▶ [Exercise details]:
Reproduce every entry exactly and leave its pictures out.

--- --- ---

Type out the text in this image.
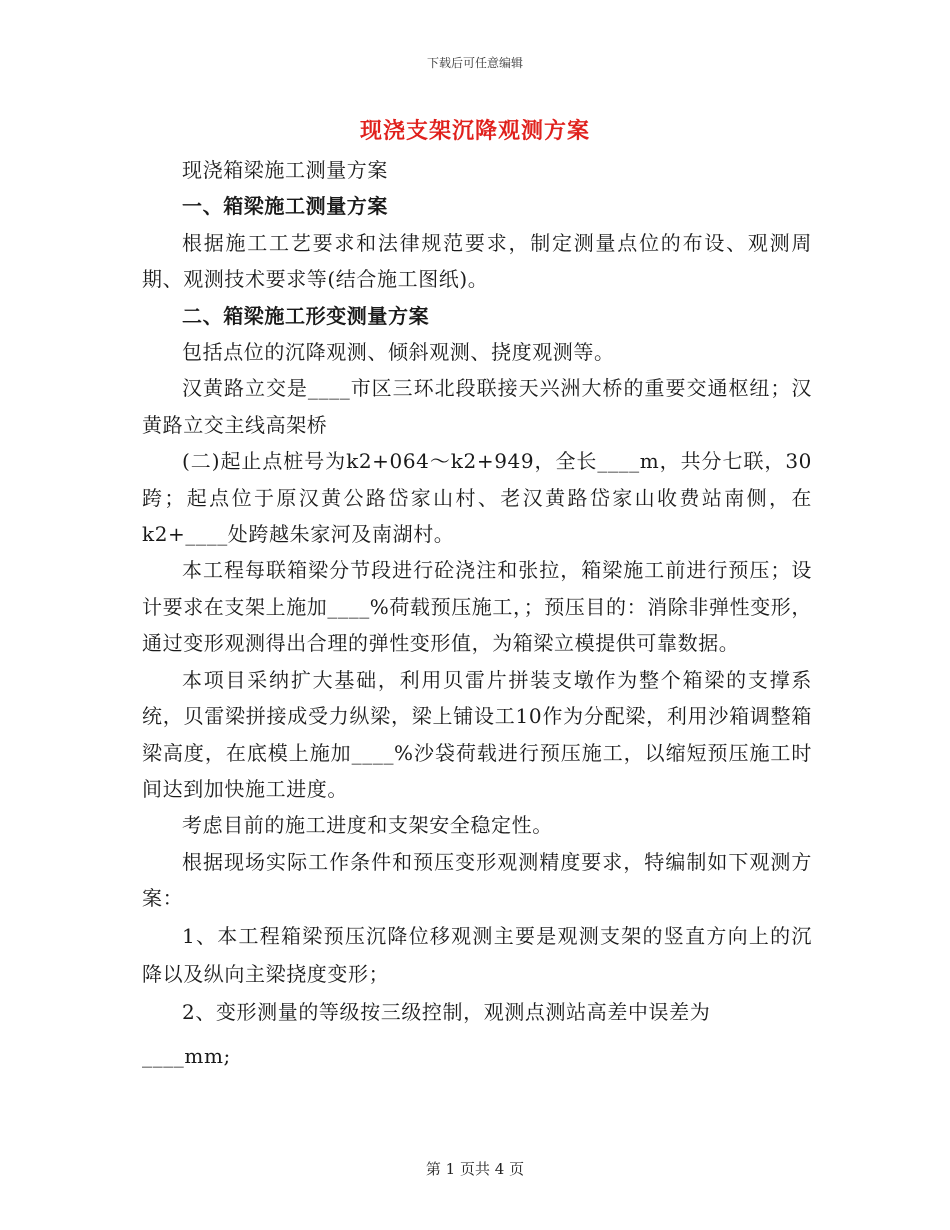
下载后可任意编辑
现浇支架沉降观测方案

现浇箱梁施工测量方案

一、箱梁施工测量方案

根据施工工艺要求和法律规范要求，制定测量点位的布设、观测周期、观测技术要求等(结合施工图纸)。

二、箱梁施工形变测量方案

包括点位的沉降观测、倾斜观测、挠度观测等。

汉黄路立交是____市区三环北段联接天兴洲大桥的重要交通枢纽；汉黄路立交主线高架桥

(二)起止点桩号为k2+064～k2+949，全长____m，共分七联，30跨；起点位于原汉黄公路岱家山村、老汉黄路岱家山收费站南侧，在k2+____处跨越朱家河及南湖村。

本工程每联箱梁分节段进行砼浇注和张拉，箱梁施工前进行预压；设计要求在支架上施加____%荷载预压施工，；预压目的：消除非弹性变形，通过变形观测得出合理的弹性变形值，为箱梁立模提供可靠数据。

本项目采纳扩大基础，利用贝雷片拼装支墩作为整个箱梁的支撑系统，贝雷梁拼接成受力纵梁，梁上铺设工10作为分配梁，利用沙箱调整箱梁高度，在底模上施加____%沙袋荷载进行预压施工，以缩短预压施工时间达到加快施工进度。

考虑目前的施工进度和支架安全稳定性。

根据现场实际工作条件和预压变形观测精度要求，特编制如下观测方案：

1、本工程箱梁预压沉降位移观测主要是观测支架的竖直方向上的沉降以及纵向主梁挠度变形；

2、变形测量的等级按三级控制，观测点测站高差中误差为

____mm;

第 1 页共 4 页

--- --- ---

▶ [Result]:
Type out the text in this image.
下载后可任意编辑
现浇支架沉降观测方案

现浇箱梁施工测量方案

一、箱梁施工测量方案

根据施工工艺要求和法律规范要求，制定测量点位的布设、观测周期、观测技术要求等(结合施工图纸)。

二、箱梁施工形变测量方案

包括点位的沉降观测、倾斜观测、挠度观测等。

汉黄路立交是____市区三环北段联接天兴洲大桥的重要交通枢纽；汉黄路立交主线高架桥

(二)起止点桩号为k2+064～k2+949，全长____m，共分七联，30跨；起点位于原汉黄公路岱家山村、老汉黄路岱家山收费站南侧，在k2+____处跨越朱家河及南湖村。

本工程每联箱梁分节段进行砼浇注和张拉，箱梁施工前进行预压；设计要求在支架上施加____%荷载预压施工，；预压目的：消除非弹性变形，通过变形观测得出合理的弹性变形值，为箱梁立模提供可靠数据。

本项目采纳扩大基础，利用贝雷片拼装支墩作为整个箱梁的支撑系统，贝雷梁拼接成受力纵梁，梁上铺设工10作为分配梁，利用沙箱调整箱梁高度，在底模上施加____%沙袋荷载进行预压施工，以缩短预压施工时间达到加快施工进度。

考虑目前的施工进度和支架安全稳定性。

根据现场实际工作条件和预压变形观测精度要求，特编制如下观测方案：

1、本工程箱梁预压沉降位移观测主要是观测支架的竖直方向上的沉降以及纵向主梁挠度变形；

2、变形测量的等级按三级控制，观测点测站高差中误差为

____mm;

第 1 页共 4 页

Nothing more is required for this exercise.